__Records provided__:
>>>>>
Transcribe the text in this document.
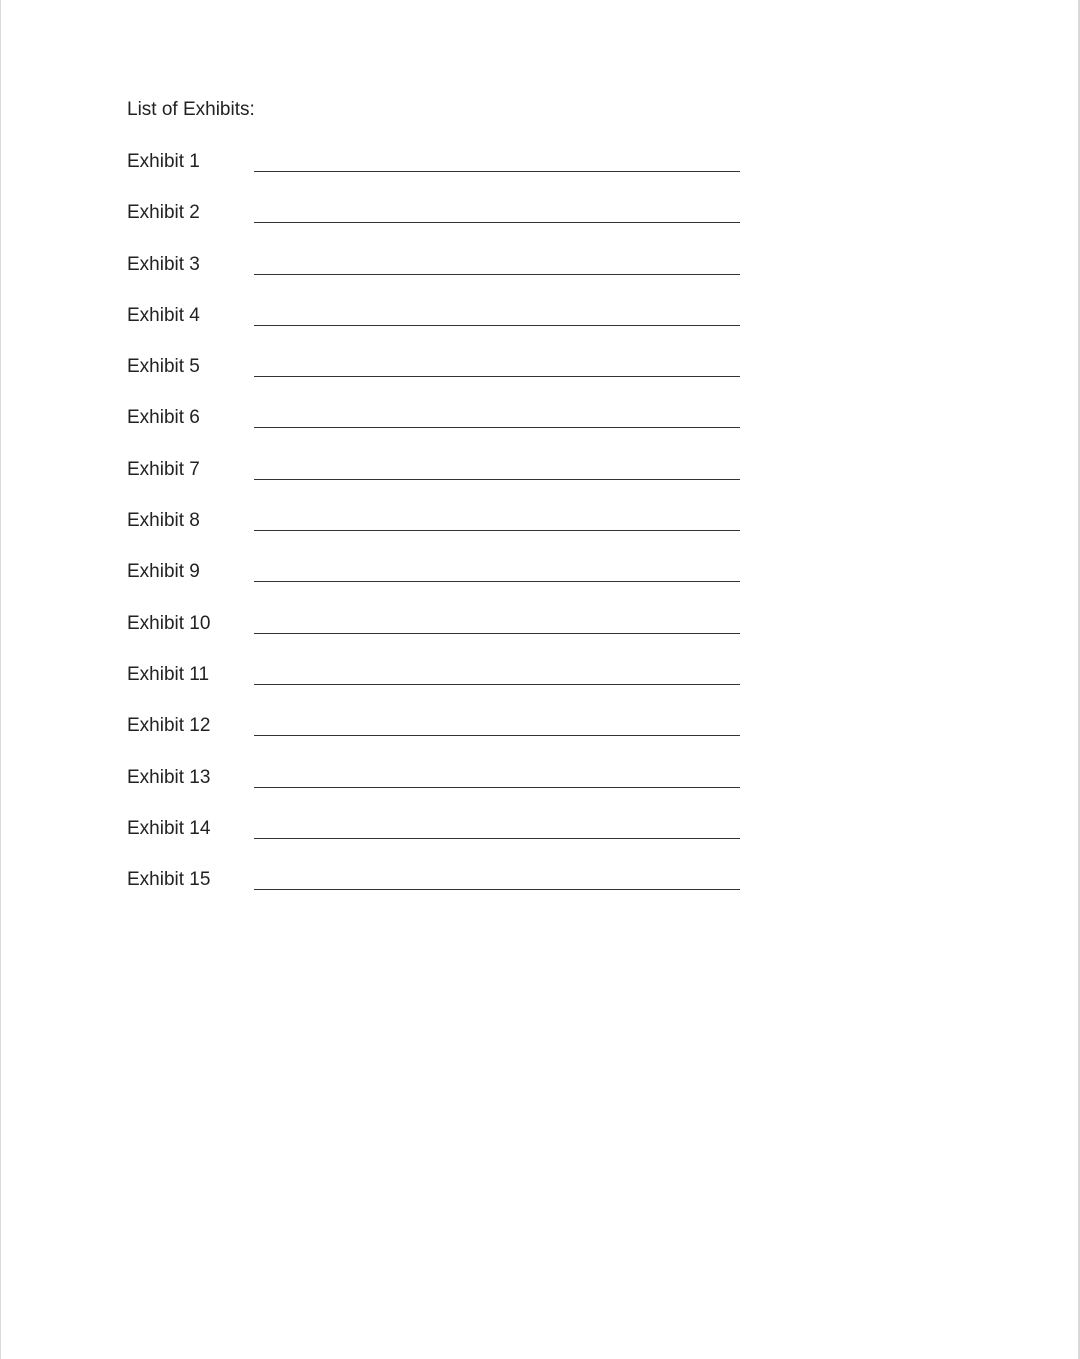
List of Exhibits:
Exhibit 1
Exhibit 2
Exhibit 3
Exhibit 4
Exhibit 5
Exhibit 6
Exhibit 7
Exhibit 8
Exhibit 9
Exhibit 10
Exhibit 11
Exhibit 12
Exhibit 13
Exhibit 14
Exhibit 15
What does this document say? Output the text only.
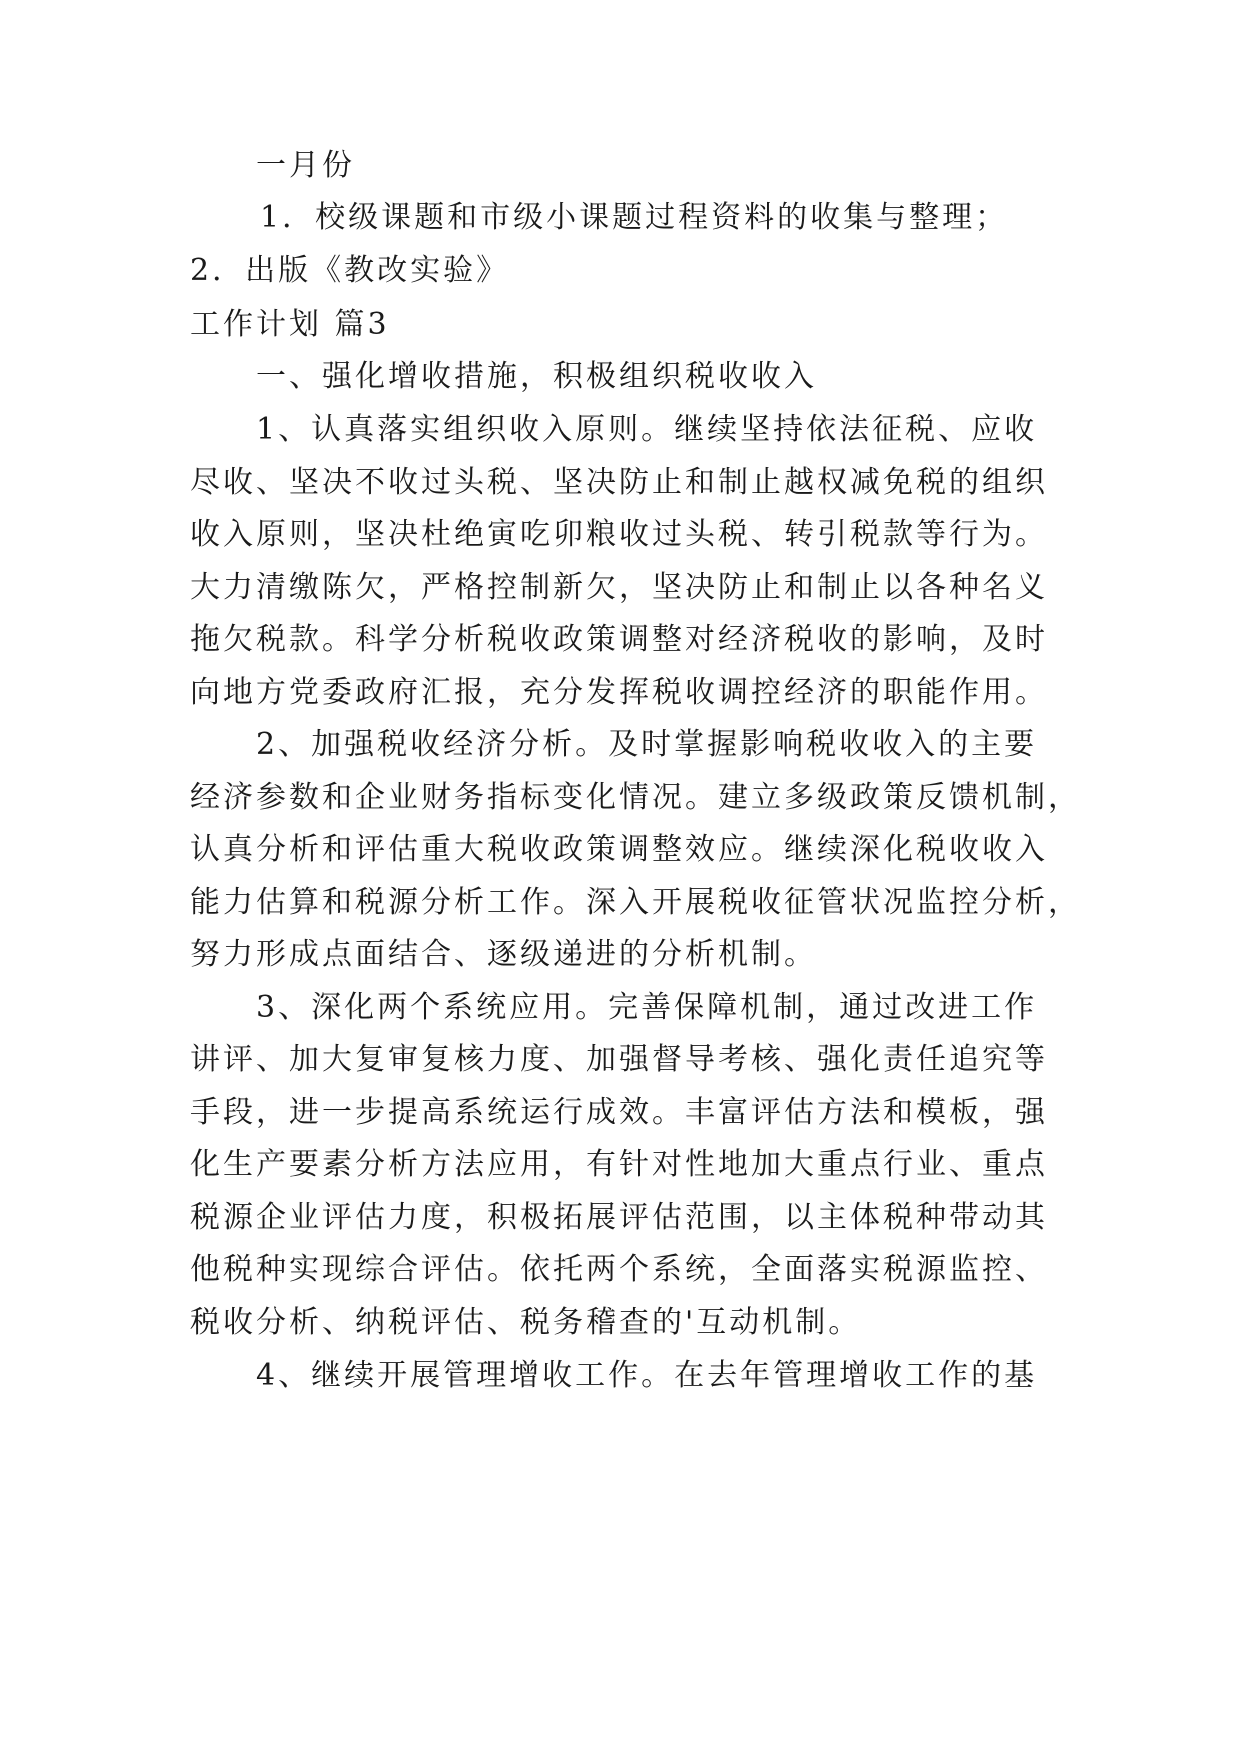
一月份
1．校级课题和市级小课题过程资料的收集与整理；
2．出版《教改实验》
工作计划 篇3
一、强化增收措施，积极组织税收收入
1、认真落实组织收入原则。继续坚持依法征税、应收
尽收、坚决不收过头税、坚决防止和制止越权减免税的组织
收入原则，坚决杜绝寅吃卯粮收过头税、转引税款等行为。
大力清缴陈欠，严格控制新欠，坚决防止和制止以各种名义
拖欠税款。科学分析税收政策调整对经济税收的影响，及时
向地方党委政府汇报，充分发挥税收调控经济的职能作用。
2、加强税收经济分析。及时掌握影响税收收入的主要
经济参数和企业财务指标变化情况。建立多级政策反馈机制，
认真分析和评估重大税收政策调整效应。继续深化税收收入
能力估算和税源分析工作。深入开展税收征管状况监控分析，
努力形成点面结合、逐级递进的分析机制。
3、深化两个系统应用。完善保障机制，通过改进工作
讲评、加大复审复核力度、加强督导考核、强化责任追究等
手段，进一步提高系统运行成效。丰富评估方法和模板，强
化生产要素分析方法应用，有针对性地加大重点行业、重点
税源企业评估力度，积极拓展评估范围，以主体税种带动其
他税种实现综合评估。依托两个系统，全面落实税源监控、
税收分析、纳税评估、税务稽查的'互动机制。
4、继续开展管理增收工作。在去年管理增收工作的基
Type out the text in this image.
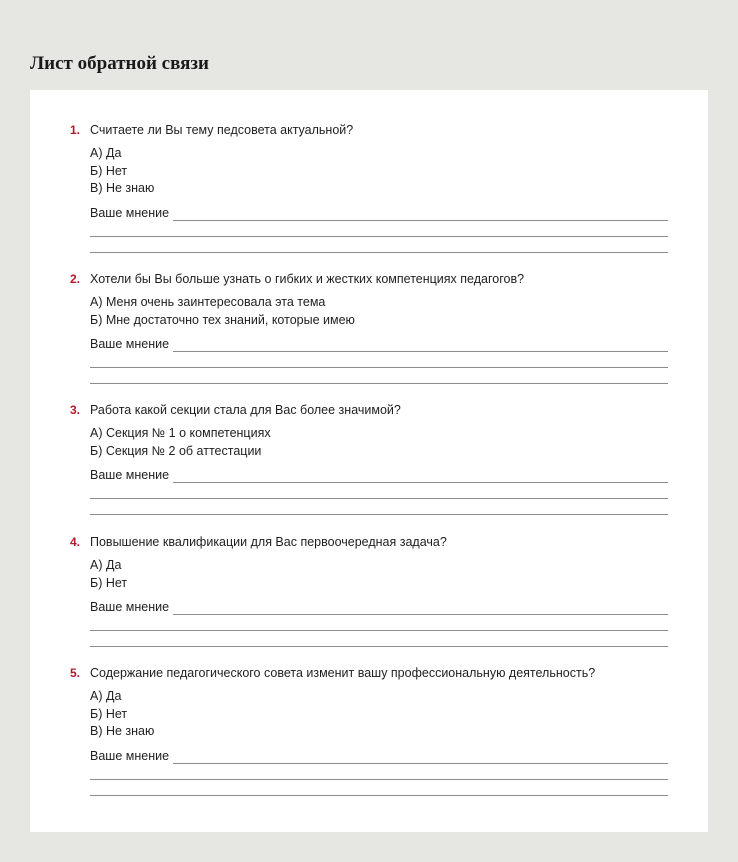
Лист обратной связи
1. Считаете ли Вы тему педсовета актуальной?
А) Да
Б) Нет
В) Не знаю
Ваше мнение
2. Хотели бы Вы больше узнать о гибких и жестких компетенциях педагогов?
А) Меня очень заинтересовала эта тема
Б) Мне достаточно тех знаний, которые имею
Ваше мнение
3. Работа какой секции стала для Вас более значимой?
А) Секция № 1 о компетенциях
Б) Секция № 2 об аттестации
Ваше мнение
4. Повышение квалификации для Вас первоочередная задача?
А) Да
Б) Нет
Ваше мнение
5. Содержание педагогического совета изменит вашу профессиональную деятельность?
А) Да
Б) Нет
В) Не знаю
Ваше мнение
<<<<<
__Task goal__:
Every entry above should be duplicated exactly. Do not include the images.

__Answer to this problem__:
Transcribe the text in this document.
List of Exhibits:
Exhibit 1
Exhibit 2
Exhibit 3
Exhibit 4
Exhibit 5
Exhibit 6
Exhibit 7
Exhibit 8
Exhibit 9
Exhibit 10
Exhibit 11
Exhibit 12
Exhibit 13
Exhibit 14
Exhibit 15
What does this document say? Output the text only.
一月份
1．校级课题和市级小课题过程资料的收集与整理；
2．出版《教改实验》
工作计划 篇3
一、强化增收措施，积极组织税收收入
1、认真落实组织收入原则。继续坚持依法征税、应收
尽收、坚决不收过头税、坚决防止和制止越权减免税的组织
收入原则，坚决杜绝寅吃卯粮收过头税、转引税款等行为。
大力清缴陈欠，严格控制新欠，坚决防止和制止以各种名义
拖欠税款。科学分析税收政策调整对经济税收的影响，及时
向地方党委政府汇报，充分发挥税收调控经济的职能作用。
2、加强税收经济分析。及时掌握影响税收收入的主要
经济参数和企业财务指标变化情况。建立多级政策反馈机制，
认真分析和评估重大税收政策调整效应。继续深化税收收入
能力估算和税源分析工作。深入开展税收征管状况监控分析，
努力形成点面结合、逐级递进的分析机制。
3、深化两个系统应用。完善保障机制，通过改进工作
讲评、加大复审复核力度、加强督导考核、强化责任追究等
手段，进一步提高系统运行成效。丰富评估方法和模板，强
化生产要素分析方法应用，有针对性地加大重点行业、重点
税源企业评估力度，积极拓展评估范围，以主体税种带动其
他税种实现综合评估。依托两个系统，全面落实税源监控、
税收分析、纳税评估、税务稽查的'互动机制。
4、继续开展管理增收工作。在去年管理增收工作的基
Type out the text in this image.
Лист обратной связи
1. Считаете ли Вы тему педсовета актуальной?
А) Да
Б) Нет
В) Не знаю
Ваше мнение
2. Хотели бы Вы больше узнать о гибких и жестких компетенциях педагогов?
А) Меня очень заинтересовала эта тема
Б) Мне достаточно тех знаний, которые имею
Ваше мнение
3. Работа какой секции стала для Вас более значимой?
А) Секция № 1 о компетенциях
Б) Секция № 2 об аттестации
Ваше мнение
4. Повышение квалификации для Вас первоочередная задача?
А) Да
Б) Нет
Ваше мнение
5. Содержание педагогического совета изменит вашу профессиональную деятельность?
А) Да
Б) Нет
В) Не знаю
Ваше мнение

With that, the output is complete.